*Instructions for the task*: Skip the pictures and repeat each line of the data exactly.

*Data excerpts*:
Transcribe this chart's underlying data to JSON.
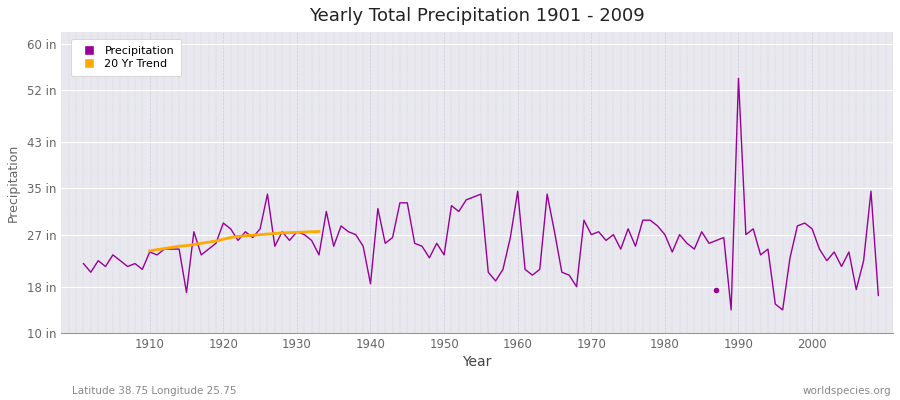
{
  "title": "Yearly Total Precipitation 1901 - 2009",
  "xlabel": "Year",
  "ylabel": "Precipitation",
  "subtitle": "Latitude 38.75 Longitude 25.75",
  "watermark": "worldspecies.org",
  "ylim": [
    10,
    62
  ],
  "yticks": [
    10,
    18,
    27,
    35,
    43,
    52,
    60
  ],
  "ytick_labels": [
    "10 in",
    "18 in",
    "27 in",
    "35 in",
    "43 in",
    "52 in",
    "60 in"
  ],
  "xlim": [
    1898,
    2011
  ],
  "xticks": [
    1910,
    1920,
    1930,
    1940,
    1950,
    1960,
    1970,
    1980,
    1990,
    2000
  ],
  "precip_color": "#990099",
  "trend_color": "#ffaa00",
  "bg_color": "#e8e8ee",
  "fig_color": "#ffffff",
  "years": [
    1901,
    1902,
    1903,
    1904,
    1905,
    1906,
    1907,
    1908,
    1909,
    1910,
    1911,
    1912,
    1913,
    1914,
    1915,
    1916,
    1917,
    1918,
    1919,
    1920,
    1921,
    1922,
    1923,
    1924,
    1925,
    1926,
    1927,
    1928,
    1929,
    1930,
    1931,
    1932,
    1933,
    1934,
    1935,
    1936,
    1937,
    1938,
    1939,
    1940,
    1941,
    1942,
    1943,
    1944,
    1945,
    1946,
    1947,
    1948,
    1949,
    1950,
    1951,
    1952,
    1953,
    1954,
    1955,
    1956,
    1957,
    1958,
    1959,
    1960,
    1961,
    1962,
    1963,
    1964,
    1965,
    1966,
    1967,
    1968,
    1969,
    1970,
    1971,
    1972,
    1973,
    1974,
    1975,
    1976,
    1977,
    1978,
    1979,
    1980,
    1981,
    1982,
    1983,
    1984,
    1985,
    1986,
    1987,
    1988,
    1989,
    1990,
    1991,
    1992,
    1993,
    1994,
    1995,
    1996,
    1997,
    1998,
    1999,
    2000,
    2001,
    2002,
    2003,
    2004,
    2005,
    2006,
    2007,
    2008,
    2009
  ],
  "precip_in": [
    22.0,
    20.5,
    22.5,
    21.5,
    23.5,
    22.5,
    21.5,
    22.0,
    21.0,
    24.0,
    23.5,
    24.5,
    24.5,
    24.5,
    17.0,
    27.5,
    23.5,
    24.5,
    25.5,
    29.0,
    28.0,
    26.0,
    27.5,
    26.5,
    28.0,
    34.0,
    25.0,
    27.5,
    26.0,
    27.5,
    27.0,
    26.0,
    23.5,
    31.0,
    25.0,
    28.5,
    27.5,
    27.0,
    25.0,
    18.5,
    31.5,
    25.5,
    26.5,
    32.5,
    32.5,
    25.5,
    25.0,
    23.0,
    25.5,
    23.5,
    32.0,
    31.0,
    33.0,
    33.5,
    34.0,
    20.5,
    19.0,
    21.0,
    26.5,
    34.5,
    21.0,
    20.0,
    21.0,
    34.0,
    27.5,
    20.5,
    20.0,
    18.0,
    29.5,
    27.0,
    27.5,
    26.0,
    27.0,
    24.5,
    28.0,
    25.0,
    29.5,
    29.5,
    28.5,
    27.0,
    24.0,
    27.0,
    25.5,
    24.5,
    27.5,
    25.5,
    26.0,
    26.5,
    14.0,
    54.0,
    27.0,
    28.0,
    23.5,
    24.5,
    15.0,
    14.0,
    23.0,
    28.5,
    29.0,
    28.0,
    24.5,
    22.5,
    24.0,
    21.5,
    24.0,
    17.5,
    22.5,
    34.5,
    16.5
  ],
  "trend_years": [
    1910,
    1911,
    1912,
    1913,
    1914,
    1915,
    1916,
    1917,
    1918,
    1919,
    1920,
    1921,
    1922,
    1923,
    1924,
    1925,
    1926,
    1927,
    1928,
    1929,
    1930,
    1931,
    1932,
    1933
  ],
  "trend_in": [
    24.2,
    24.4,
    24.6,
    24.8,
    25.0,
    25.1,
    25.3,
    25.5,
    25.7,
    25.9,
    26.2,
    26.5,
    26.7,
    26.8,
    26.9,
    27.0,
    27.1,
    27.2,
    27.3,
    27.35,
    27.4,
    27.45,
    27.5,
    27.55
  ]
}
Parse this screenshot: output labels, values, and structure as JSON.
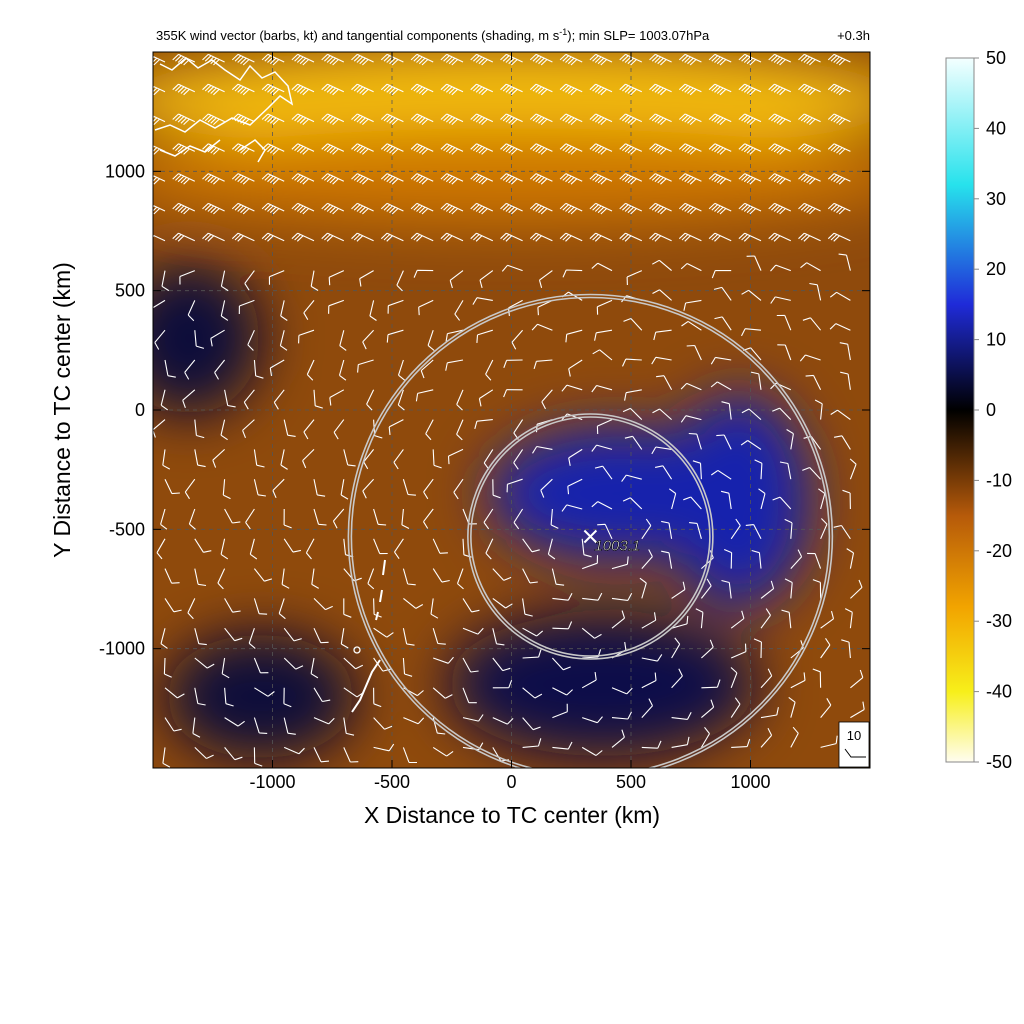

*Written answer*:
Transcribe this chart's underlying data to JSON.
{
  "title": "Yearly Total Precipitation 1901 - 2009",
  "xlabel": "Year",
  "ylabel": "Precipitation",
  "subtitle": "Latitude 38.75 Longitude 25.75",
  "watermark": "worldspecies.org",
  "ylim": [
    10,
    62
  ],
  "yticks": [
    10,
    18,
    27,
    35,
    43,
    52,
    60
  ],
  "ytick_labels": [
    "10 in",
    "18 in",
    "27 in",
    "35 in",
    "43 in",
    "52 in",
    "60 in"
  ],
  "xlim": [
    1898,
    2011
  ],
  "xticks": [
    1910,
    1920,
    1930,
    1940,
    1950,
    1960,
    1970,
    1980,
    1990,
    2000
  ],
  "precip_color": "#990099",
  "trend_color": "#ffaa00",
  "bg_color": "#e8e8ee",
  "fig_color": "#ffffff",
  "years": [
    1901,
    1902,
    1903,
    1904,
    1905,
    1906,
    1907,
    1908,
    1909,
    1910,
    1911,
    1912,
    1913,
    1914,
    1915,
    1916,
    1917,
    1918,
    1919,
    1920,
    1921,
    1922,
    1923,
    1924,
    1925,
    1926,
    1927,
    1928,
    1929,
    1930,
    1931,
    1932,
    1933,
    1934,
    1935,
    1936,
    1937,
    1938,
    1939,
    1940,
    1941,
    1942,
    1943,
    1944,
    1945,
    1946,
    1947,
    1948,
    1949,
    1950,
    1951,
    1952,
    1953,
    1954,
    1955,
    1956,
    1957,
    1958,
    1959,
    1960,
    1961,
    1962,
    1963,
    1964,
    1965,
    1966,
    1967,
    1968,
    1969,
    1970,
    1971,
    1972,
    1973,
    1974,
    1975,
    1976,
    1977,
    1978,
    1979,
    1980,
    1981,
    1982,
    1983,
    1984,
    1985,
    1986,
    1987,
    1988,
    1989,
    1990,
    1991,
    1992,
    1993,
    1994,
    1995,
    1996,
    1997,
    1998,
    1999,
    2000,
    2001,
    2002,
    2003,
    2004,
    2005,
    2006,
    2007,
    2008,
    2009
  ],
  "precip_in": [
    22.0,
    20.5,
    22.5,
    21.5,
    23.5,
    22.5,
    21.5,
    22.0,
    21.0,
    24.0,
    23.5,
    24.5,
    24.5,
    24.5,
    17.0,
    27.5,
    23.5,
    24.5,
    25.5,
    29.0,
    28.0,
    26.0,
    27.5,
    26.5,
    28.0,
    34.0,
    25.0,
    27.5,
    26.0,
    27.5,
    27.0,
    26.0,
    23.5,
    31.0,
    25.0,
    28.5,
    27.5,
    27.0,
    25.0,
    18.5,
    31.5,
    25.5,
    26.5,
    32.5,
    32.5,
    25.5,
    25.0,
    23.0,
    25.5,
    23.5,
    32.0,
    31.0,
    33.0,
    33.5,
    34.0,
    20.5,
    19.0,
    21.0,
    26.5,
    34.5,
    21.0,
    20.0,
    21.0,
    34.0,
    27.5,
    20.5,
    20.0,
    18.0,
    29.5,
    27.0,
    27.5,
    26.0,
    27.0,
    24.5,
    28.0,
    25.0,
    29.5,
    29.5,
    28.5,
    27.0,
    24.0,
    27.0,
    25.5,
    24.5,
    27.5,
    25.5,
    26.0,
    26.5,
    14.0,
    54.0,
    27.0,
    28.0,
    23.5,
    24.5,
    15.0,
    14.0,
    23.0,
    28.5,
    29.0,
    28.0,
    24.5,
    22.5,
    24.0,
    21.5,
    24.0,
    17.5,
    22.5,
    34.5,
    16.5
  ],
  "trend_years": [
    1910,
    1911,
    1912,
    1913,
    1914,
    1915,
    1916,
    1917,
    1918,
    1919,
    1920,
    1921,
    1922,
    1923,
    1924,
    1925,
    1926,
    1927,
    1928,
    1929,
    1930,
    1931,
    1932,
    1933
  ],
  "trend_in": [
    24.2,
    24.4,
    24.6,
    24.8,
    25.0,
    25.1,
    25.3,
    25.5,
    25.7,
    25.9,
    26.2,
    26.5,
    26.7,
    26.8,
    26.9,
    27.0,
    27.1,
    27.2,
    27.3,
    27.35,
    27.4,
    27.45,
    27.5,
    27.55
  ]
}
Parse this screenshot: output labels, values, and structure as JSON.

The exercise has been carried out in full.